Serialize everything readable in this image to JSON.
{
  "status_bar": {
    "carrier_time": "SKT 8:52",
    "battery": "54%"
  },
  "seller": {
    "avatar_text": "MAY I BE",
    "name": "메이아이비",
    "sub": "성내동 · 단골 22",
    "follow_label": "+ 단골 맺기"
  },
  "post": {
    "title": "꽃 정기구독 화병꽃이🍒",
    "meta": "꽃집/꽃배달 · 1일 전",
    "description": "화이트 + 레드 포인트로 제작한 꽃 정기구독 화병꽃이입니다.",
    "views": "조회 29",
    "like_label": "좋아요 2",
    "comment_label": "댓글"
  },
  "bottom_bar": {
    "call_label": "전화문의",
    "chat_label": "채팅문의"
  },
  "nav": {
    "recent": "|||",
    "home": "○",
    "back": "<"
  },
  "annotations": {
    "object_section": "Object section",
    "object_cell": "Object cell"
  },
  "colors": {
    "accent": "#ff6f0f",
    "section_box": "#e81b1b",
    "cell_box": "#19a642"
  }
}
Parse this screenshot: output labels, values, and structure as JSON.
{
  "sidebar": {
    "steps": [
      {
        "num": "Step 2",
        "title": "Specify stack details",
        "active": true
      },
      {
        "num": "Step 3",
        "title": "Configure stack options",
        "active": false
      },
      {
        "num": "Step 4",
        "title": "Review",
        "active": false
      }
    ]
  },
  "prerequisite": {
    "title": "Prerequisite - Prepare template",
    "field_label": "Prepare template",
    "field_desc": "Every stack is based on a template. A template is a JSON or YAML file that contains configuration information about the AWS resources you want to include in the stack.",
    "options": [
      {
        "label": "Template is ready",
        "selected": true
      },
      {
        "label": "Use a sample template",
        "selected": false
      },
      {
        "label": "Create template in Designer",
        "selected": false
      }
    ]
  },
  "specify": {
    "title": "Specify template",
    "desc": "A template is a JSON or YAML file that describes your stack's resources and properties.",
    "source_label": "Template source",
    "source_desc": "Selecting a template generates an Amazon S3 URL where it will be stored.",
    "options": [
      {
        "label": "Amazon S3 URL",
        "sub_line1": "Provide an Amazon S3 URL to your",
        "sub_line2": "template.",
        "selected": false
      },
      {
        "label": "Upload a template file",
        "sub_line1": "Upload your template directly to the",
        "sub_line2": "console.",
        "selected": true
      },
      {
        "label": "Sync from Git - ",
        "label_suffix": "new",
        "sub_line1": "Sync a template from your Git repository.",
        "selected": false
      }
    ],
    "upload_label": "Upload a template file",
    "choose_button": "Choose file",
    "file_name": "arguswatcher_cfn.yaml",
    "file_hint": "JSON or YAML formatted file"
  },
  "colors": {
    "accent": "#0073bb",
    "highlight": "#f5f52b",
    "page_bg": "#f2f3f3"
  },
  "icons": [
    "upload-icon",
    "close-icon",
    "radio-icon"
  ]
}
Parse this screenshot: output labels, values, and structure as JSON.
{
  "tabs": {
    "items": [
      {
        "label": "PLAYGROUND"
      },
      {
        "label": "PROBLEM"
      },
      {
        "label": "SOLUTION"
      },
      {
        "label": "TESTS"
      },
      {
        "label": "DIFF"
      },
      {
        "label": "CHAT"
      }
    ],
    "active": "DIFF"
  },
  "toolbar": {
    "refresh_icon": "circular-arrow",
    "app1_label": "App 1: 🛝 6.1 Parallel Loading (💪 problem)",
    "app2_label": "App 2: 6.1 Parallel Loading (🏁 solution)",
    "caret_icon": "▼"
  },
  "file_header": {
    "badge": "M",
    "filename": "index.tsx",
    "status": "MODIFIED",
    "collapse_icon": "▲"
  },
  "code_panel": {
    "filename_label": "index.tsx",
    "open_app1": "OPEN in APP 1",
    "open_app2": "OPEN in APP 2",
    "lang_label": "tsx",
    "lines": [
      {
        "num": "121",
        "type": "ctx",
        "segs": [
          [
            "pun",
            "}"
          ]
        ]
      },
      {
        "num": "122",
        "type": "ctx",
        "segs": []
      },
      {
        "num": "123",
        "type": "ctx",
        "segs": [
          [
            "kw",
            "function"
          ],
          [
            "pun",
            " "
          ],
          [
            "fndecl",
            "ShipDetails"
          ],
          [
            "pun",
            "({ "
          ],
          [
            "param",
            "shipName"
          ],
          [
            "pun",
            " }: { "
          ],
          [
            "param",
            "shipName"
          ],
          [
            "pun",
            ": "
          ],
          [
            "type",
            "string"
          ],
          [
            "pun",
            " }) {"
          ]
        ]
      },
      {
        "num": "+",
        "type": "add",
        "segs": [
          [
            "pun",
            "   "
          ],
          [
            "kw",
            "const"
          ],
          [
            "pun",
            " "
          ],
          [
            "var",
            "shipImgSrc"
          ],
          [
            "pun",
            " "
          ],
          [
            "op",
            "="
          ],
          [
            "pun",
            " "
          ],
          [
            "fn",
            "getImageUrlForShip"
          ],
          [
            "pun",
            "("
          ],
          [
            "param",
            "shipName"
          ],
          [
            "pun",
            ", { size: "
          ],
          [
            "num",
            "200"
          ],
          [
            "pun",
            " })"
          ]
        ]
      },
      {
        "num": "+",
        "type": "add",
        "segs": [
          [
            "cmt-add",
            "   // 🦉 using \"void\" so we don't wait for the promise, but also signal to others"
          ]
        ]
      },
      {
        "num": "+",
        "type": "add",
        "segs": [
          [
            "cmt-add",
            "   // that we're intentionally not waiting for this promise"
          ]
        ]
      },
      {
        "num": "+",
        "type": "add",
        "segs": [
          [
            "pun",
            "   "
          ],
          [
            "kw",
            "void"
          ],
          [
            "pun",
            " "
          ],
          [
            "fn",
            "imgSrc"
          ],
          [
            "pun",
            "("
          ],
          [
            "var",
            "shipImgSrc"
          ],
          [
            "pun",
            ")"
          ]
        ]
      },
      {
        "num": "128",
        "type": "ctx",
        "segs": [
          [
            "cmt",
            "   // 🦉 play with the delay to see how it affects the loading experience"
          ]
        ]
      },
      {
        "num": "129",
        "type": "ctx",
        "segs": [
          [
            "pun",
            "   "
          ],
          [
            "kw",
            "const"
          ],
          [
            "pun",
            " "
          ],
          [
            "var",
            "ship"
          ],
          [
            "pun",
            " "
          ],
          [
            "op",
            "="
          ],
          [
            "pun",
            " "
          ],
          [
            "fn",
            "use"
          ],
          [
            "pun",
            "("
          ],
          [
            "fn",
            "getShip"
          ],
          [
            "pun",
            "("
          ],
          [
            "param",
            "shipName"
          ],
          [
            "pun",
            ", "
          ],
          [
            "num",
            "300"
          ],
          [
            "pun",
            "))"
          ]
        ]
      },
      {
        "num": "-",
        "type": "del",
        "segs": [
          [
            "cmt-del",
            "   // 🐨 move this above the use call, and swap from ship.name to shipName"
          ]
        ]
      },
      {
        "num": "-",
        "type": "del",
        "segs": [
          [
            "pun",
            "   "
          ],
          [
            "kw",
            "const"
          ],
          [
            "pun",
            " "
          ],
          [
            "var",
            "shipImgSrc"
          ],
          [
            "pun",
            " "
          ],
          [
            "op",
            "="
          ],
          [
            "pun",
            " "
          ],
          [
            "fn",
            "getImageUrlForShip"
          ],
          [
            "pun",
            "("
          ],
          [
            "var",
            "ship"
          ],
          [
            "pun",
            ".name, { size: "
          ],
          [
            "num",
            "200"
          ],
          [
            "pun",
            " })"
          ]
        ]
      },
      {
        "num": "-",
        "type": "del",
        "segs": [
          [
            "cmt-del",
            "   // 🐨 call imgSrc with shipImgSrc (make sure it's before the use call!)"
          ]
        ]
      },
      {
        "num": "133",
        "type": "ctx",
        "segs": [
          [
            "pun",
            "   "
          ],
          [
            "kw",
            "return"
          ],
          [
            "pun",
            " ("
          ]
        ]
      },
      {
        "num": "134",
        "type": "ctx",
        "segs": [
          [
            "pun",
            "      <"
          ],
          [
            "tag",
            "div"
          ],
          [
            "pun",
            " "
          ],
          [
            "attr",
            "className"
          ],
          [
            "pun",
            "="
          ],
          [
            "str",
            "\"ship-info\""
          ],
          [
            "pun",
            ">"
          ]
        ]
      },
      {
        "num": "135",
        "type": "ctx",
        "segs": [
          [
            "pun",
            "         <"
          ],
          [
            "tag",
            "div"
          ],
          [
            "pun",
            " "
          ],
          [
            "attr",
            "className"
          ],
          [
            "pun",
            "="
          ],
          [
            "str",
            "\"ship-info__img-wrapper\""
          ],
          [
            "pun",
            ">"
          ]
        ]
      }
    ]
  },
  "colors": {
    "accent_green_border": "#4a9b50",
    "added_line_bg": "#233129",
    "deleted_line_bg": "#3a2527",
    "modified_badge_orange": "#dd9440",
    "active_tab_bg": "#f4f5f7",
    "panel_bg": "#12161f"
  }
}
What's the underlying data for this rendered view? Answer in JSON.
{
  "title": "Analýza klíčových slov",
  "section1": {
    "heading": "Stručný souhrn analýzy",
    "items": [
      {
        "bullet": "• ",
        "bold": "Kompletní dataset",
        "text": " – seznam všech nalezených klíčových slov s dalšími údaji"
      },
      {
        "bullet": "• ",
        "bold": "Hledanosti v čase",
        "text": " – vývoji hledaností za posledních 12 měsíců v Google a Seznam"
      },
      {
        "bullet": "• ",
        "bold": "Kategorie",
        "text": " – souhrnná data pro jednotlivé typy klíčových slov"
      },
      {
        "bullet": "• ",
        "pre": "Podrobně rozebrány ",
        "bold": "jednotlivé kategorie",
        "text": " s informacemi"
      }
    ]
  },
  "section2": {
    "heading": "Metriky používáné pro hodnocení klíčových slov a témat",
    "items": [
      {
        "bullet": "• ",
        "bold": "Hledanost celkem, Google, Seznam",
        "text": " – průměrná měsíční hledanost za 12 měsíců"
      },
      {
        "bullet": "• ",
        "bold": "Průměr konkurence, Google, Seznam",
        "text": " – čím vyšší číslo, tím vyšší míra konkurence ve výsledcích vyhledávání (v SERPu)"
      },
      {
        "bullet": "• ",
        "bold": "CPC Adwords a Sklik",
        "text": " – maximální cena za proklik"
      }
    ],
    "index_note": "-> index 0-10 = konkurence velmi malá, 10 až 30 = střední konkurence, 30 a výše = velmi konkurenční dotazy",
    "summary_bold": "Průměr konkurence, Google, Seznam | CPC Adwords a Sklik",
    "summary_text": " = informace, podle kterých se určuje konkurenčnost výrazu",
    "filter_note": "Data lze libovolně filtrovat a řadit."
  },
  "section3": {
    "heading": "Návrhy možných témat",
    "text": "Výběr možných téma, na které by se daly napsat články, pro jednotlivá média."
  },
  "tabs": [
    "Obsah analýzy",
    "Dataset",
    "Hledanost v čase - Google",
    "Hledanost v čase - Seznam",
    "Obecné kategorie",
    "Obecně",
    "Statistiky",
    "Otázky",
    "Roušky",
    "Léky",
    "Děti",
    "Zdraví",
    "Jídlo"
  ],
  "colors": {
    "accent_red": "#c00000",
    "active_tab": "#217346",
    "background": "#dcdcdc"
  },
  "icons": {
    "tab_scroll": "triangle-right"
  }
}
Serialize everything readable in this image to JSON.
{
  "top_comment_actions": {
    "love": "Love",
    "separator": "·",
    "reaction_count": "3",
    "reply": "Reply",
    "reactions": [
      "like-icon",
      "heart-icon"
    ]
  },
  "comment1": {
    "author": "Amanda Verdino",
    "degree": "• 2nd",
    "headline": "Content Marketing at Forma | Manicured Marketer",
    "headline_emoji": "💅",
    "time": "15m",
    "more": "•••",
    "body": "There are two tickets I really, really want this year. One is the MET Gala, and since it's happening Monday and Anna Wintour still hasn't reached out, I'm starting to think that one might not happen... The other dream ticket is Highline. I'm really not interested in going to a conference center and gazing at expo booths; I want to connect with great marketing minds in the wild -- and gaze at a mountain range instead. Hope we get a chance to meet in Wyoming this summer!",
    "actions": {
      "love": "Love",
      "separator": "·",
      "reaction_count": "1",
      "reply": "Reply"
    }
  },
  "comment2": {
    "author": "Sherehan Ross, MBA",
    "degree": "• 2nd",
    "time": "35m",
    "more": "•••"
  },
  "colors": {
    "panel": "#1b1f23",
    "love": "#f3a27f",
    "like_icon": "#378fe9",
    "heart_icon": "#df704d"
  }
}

- [Instructions to follow]:
Write out every line of the preceding listing that contains "정기구독".

- [Exercise solution]:
    "title": "꽃 정기구독 화병꽃이🍒",
    "description": "화이트 + 레드 포인트로 제작한 꽃 정기구독 화병꽃이입니다.",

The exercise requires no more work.